**AIM**: The listing must be reproduced in full, exactly as it stands.

**WORKING DATA**:
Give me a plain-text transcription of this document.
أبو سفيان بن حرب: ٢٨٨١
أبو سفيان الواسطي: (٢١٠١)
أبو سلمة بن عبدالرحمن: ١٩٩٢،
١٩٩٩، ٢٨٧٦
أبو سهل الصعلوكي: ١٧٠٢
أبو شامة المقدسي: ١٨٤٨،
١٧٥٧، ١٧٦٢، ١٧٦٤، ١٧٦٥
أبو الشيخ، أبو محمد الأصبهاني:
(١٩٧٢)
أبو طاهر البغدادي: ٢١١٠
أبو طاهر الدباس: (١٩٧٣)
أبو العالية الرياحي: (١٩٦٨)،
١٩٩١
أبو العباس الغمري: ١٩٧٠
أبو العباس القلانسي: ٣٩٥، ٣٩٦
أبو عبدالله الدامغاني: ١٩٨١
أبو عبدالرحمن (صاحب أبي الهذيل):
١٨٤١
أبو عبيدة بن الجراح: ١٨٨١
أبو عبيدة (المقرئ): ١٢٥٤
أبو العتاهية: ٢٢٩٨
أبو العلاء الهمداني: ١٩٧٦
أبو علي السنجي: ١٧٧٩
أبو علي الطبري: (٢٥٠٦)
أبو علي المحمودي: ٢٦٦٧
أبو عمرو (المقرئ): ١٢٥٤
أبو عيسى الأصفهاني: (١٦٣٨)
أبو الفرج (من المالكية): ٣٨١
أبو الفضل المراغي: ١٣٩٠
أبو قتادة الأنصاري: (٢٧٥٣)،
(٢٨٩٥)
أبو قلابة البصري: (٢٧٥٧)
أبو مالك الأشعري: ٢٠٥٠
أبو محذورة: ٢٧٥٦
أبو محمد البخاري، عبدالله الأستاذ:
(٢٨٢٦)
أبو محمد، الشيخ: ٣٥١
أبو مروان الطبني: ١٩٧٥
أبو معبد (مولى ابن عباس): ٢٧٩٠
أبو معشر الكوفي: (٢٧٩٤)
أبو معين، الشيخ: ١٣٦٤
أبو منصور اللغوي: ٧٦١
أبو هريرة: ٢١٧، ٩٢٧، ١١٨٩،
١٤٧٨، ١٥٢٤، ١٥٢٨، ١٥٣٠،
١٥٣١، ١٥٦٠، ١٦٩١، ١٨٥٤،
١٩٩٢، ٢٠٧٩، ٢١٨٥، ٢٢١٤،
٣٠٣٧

**EXERCISE RESPONSE**:
Give me a plain-text transcription of this document.
أبو سفيان بن حرب: ٢٨٨١
أبو سفيان الواسطي: (٢١٠١)
أبو سلمة بن عبدالرحمن: ١٩٩٢،
١٩٩٩، ٢٨٧٦
أبو سهل الصعلوكي: ١٧٠٢
أبو شامة المقدسي: ١٨٤٨،
١٧٥٧، ١٧٦٢، ١٧٦٤، ١٧٦٥
أبو الشيخ، أبو محمد الأصبهاني:
(١٩٧٢)
أبو طاهر البغدادي: ٢١١٠
أبو طاهر الدباس: (١٩٧٣)
أبو العالية الرياحي: (١٩٦٨)،
١٩٩١
أبو العباس الغمري: ١٩٧٠
أبو العباس القلانسي: ٣٩٥، ٣٩٦
أبو عبدالله الدامغاني: ١٩٨١
أبو عبدالرحمن (صاحب أبي الهذيل):
١٨٤١
أبو عبيدة بن الجراح: ١٨٨١
أبو عبيدة (المقرئ): ١٢٥٤
أبو العتاهية: ٢٢٩٨
أبو العلاء الهمداني: ١٩٧٦
أبو علي السنجي: ١٧٧٩
أبو علي الطبري: (٢٥٠٦)
أبو علي المحمودي: ٢٦٦٧
أبو عمرو (المقرئ): ١٢٥٤
أبو عيسى الأصفهاني: (١٦٣٨)
أبو الفرج (من المالكية): ٣٨١
أبو الفضل المراغي: ١٣٩٠
أبو قتادة الأنصاري: (٢٧٥٣)،
(٢٨٩٥)
أبو قلابة البصري: (٢٧٥٧)
أبو مالك الأشعري: ٢٠٥٠
أبو محذورة: ٢٧٥٦
أبو محمد البخاري، عبدالله الأستاذ:
(٢٨٢٦)
أبو محمد، الشيخ: ٣٥١
أبو مروان الطبني: ١٩٧٥
أبو معبد (مولى ابن عباس): ٢٧٩٠
أبو معشر الكوفي: (٢٧٩٤)
أبو معين، الشيخ: ١٣٦٤
أبو منصور اللغوي: ٧٦١
أبو هريرة: ٢١٧، ٩٢٧، ١١٨٩،
١٤٧٨، ١٥٢٤، ١٥٢٨، ١٥٣٠،
١٥٣١، ١٥٦٠، ١٦٩١، ١٨٥٤،
١٩٩٢، ٢٠٧٩، ٢١٨٥، ٢٢١٤،
٣٠٣٧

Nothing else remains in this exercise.